(Stored items)
=-=-=

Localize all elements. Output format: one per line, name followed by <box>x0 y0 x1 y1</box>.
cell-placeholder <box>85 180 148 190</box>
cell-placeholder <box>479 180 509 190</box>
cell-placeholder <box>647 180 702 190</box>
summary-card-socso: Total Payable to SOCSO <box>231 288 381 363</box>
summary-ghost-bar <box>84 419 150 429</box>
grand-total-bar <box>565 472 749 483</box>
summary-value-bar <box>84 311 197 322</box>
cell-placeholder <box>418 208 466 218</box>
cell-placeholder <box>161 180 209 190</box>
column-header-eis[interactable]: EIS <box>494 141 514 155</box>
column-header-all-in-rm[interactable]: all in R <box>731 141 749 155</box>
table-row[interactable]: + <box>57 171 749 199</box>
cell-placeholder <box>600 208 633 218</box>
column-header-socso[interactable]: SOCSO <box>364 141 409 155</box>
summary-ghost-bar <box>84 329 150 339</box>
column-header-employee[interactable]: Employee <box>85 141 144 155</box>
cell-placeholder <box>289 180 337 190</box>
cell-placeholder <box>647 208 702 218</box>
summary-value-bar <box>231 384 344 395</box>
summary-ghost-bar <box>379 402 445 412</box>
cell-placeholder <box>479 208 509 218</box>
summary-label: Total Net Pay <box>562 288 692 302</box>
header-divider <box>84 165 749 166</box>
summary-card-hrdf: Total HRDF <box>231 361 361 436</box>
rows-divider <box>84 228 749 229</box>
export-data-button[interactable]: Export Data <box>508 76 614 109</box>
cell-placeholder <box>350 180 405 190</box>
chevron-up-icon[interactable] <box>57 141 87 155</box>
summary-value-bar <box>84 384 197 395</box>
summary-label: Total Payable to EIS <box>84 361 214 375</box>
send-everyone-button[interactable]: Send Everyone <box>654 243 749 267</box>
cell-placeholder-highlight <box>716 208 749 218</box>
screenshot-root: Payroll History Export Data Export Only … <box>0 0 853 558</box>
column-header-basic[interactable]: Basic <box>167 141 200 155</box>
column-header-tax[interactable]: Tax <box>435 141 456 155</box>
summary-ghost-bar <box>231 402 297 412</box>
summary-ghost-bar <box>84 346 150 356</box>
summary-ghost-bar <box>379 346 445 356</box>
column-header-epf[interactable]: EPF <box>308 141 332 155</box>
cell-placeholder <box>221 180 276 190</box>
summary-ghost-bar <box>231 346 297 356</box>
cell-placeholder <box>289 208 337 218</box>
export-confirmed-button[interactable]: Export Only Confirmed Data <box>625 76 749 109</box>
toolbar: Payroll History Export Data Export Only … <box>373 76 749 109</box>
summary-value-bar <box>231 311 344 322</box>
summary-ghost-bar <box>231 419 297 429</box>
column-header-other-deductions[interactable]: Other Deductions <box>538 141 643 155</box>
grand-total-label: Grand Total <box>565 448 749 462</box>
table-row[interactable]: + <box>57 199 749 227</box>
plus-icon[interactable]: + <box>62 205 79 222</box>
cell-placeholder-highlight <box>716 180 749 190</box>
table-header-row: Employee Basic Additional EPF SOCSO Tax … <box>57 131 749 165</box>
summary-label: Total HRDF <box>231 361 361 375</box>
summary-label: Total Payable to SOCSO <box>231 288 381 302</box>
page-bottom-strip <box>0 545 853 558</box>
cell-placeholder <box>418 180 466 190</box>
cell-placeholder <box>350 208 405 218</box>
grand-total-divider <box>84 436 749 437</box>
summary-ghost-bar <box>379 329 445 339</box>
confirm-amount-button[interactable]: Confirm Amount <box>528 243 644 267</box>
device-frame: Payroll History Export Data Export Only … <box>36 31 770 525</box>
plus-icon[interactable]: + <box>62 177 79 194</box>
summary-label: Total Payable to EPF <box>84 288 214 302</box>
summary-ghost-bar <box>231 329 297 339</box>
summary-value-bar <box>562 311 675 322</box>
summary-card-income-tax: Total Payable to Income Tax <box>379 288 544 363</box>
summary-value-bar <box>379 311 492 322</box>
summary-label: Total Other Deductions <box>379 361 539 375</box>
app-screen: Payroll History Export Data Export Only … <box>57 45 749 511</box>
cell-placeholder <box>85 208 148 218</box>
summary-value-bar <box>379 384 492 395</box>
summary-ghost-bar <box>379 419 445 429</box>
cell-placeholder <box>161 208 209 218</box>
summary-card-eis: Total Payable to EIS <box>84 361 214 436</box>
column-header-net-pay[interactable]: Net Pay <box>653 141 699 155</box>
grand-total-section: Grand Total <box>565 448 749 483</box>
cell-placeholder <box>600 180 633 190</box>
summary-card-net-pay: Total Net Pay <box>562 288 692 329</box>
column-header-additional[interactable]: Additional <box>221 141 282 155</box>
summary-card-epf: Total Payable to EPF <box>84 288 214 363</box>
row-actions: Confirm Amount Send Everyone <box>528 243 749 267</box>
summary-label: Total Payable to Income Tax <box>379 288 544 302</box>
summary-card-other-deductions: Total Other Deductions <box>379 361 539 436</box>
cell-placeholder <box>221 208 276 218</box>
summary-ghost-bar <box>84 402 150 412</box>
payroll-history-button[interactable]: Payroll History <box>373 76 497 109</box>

=-=-=

→ Problem details: Arrange every line of the entries above as a numbered list, leaving out any blank lines.

→ Full output:
1. Localize all elements. Output format: one per line, name followed by <box>x0 y0 x1 y1</box>.
2. cell-placeholder <box>85 180 148 190</box>
3. cell-placeholder <box>479 180 509 190</box>
4. cell-placeholder <box>647 180 702 190</box>
5. summary-card-socso: Total Payable to SOCSO <box>231 288 381 363</box>
6. summary-ghost-bar <box>84 419 150 429</box>
7. grand-total-bar <box>565 472 749 483</box>
8. summary-value-bar <box>84 311 197 322</box>
9. cell-placeholder <box>418 208 466 218</box>
10. cell-placeholder <box>161 180 209 190</box>
11. column-header-eis[interactable]: EIS <box>494 141 514 155</box>
12. column-header-all-in-rm[interactable]: all in R <box>731 141 749 155</box>
13. table-row[interactable]: + <box>57 171 749 199</box>
14. cell-placeholder <box>600 208 633 218</box>
15. column-header-socso[interactable]: SOCSO <box>364 141 409 155</box>
16. summary-ghost-bar <box>84 329 150 339</box>
17. column-header-employee[interactable]: Employee <box>85 141 144 155</box>
18. cell-placeholder <box>289 180 337 190</box>
19. cell-placeholder <box>647 208 702 218</box>
20. summary-value-bar <box>231 384 344 395</box>
21. summary-ghost-bar <box>379 402 445 412</box>
22. cell-placeholder <box>479 208 509 218</box>
23. summary-label: Total Net Pay <box>562 288 692 302</box>
24. header-divider <box>84 165 749 166</box>
25. summary-card-hrdf: Total HRDF <box>231 361 361 436</box>
26. rows-divider <box>84 228 749 229</box>
27. export-data-button[interactable]: Export Data <box>508 76 614 109</box>
28. cell-placeholder <box>350 180 405 190</box>
29. chevron-up-icon[interactable] <box>57 141 87 155</box>
30. summary-value-bar <box>84 384 197 395</box>
31. summary-label: Total Payable to EIS <box>84 361 214 375</box>
32. send-everyone-button[interactable]: Send Everyone <box>654 243 749 267</box>
33. cell-placeholder-highlight <box>716 208 749 218</box>
34. screenshot-root: Payroll History Export Data Export Only … <box>0 0 853 558</box>
35. column-header-basic[interactable]: Basic <box>167 141 200 155</box>
36. column-header-tax[interactable]: Tax <box>435 141 456 155</box>
37. summary-ghost-bar <box>231 402 297 412</box>
38. summary-ghost-bar <box>84 346 150 356</box>
39. summary-ghost-bar <box>379 346 445 356</box>
40. column-header-epf[interactable]: EPF <box>308 141 332 155</box>
41. cell-placeholder <box>221 180 276 190</box>
42. summary-ghost-bar <box>231 346 297 356</box>
43. cell-placeholder <box>289 208 337 218</box>
44. export-confirmed-button[interactable]: Export Only Confirmed Data <box>625 76 749 109</box>
45. toolbar: Payroll History Export Data Export Only … <box>373 76 749 109</box>
46. summary-value-bar <box>231 311 344 322</box>
47. summary-ghost-bar <box>231 419 297 429</box>
48. column-header-other-deductions[interactable]: Other Deductions <box>538 141 643 155</box>
49. grand-total-label: Grand Total <box>565 448 749 462</box>
50. table-row[interactable]: + <box>57 199 749 227</box>
51. plus-icon[interactable]: + <box>62 205 79 222</box>
52. cell-placeholder-highlight <box>716 180 749 190</box>
53. table-header-row: Employee Basic Additional EPF SOCSO Tax … <box>57 131 749 165</box>
54. summary-label: Total HRDF <box>231 361 361 375</box>
55. summary-label: Total Payable to SOCSO <box>231 288 381 302</box>
56. page-bottom-strip <box>0 545 853 558</box>
57. cell-placeholder <box>418 180 466 190</box>
58. cell-placeholder <box>350 208 405 218</box>
59. grand-total-divider <box>84 436 749 437</box>
60. summary-ghost-bar <box>379 329 445 339</box>
61. confirm-amount-button[interactable]: Confirm Amount <box>528 243 644 267</box>
62. device-frame: Payroll History Export Data Export Only … <box>36 31 770 525</box>
63. plus-icon[interactable]: + <box>62 177 79 194</box>
64. summary-label: Total Payable to EPF <box>84 288 214 302</box>
65. summary-ghost-bar <box>231 329 297 339</box>
66. summary-value-bar <box>562 311 675 322</box>
67. summary-card-income-tax: Total Payable to Income Tax <box>379 288 544 363</box>
68. summary-value-bar <box>379 311 492 322</box>
69. summary-label: Total Other Deductions <box>379 361 539 375</box>
70. app-screen: Payroll History Export Data Export Only … <box>57 45 749 511</box>
71. cell-placeholder <box>85 208 148 218</box>
72. summary-value-bar <box>379 384 492 395</box>
73. summary-ghost-bar <box>379 419 445 429</box>
74. cell-placeholder <box>161 208 209 218</box>
75. summary-card-eis: Total Payable to EIS <box>84 361 214 436</box>
76. column-header-net-pay[interactable]: Net Pay <box>653 141 699 155</box>
77. grand-total-section: Grand Total <box>565 448 749 483</box>
78. cell-placeholder <box>600 180 633 190</box>
79. summary-card-net-pay: Total Net Pay <box>562 288 692 329</box>
80. column-header-additional[interactable]: Additional <box>221 141 282 155</box>
81. summary-card-epf: Total Payable to EPF <box>84 288 214 363</box>
82. row-actions: Confirm Amount Send Everyone <box>528 243 749 267</box>
83. summary-label: Total Payable to Income Tax <box>379 288 544 302</box>
84. summary-card-other-deductions: Total Other Deductions <box>379 361 539 436</box>
85. cell-placeholder <box>221 208 276 218</box>
86. summary-ghost-bar <box>84 402 150 412</box>
87. payroll-history-button[interactable]: Payroll History <box>373 76 497 109</box>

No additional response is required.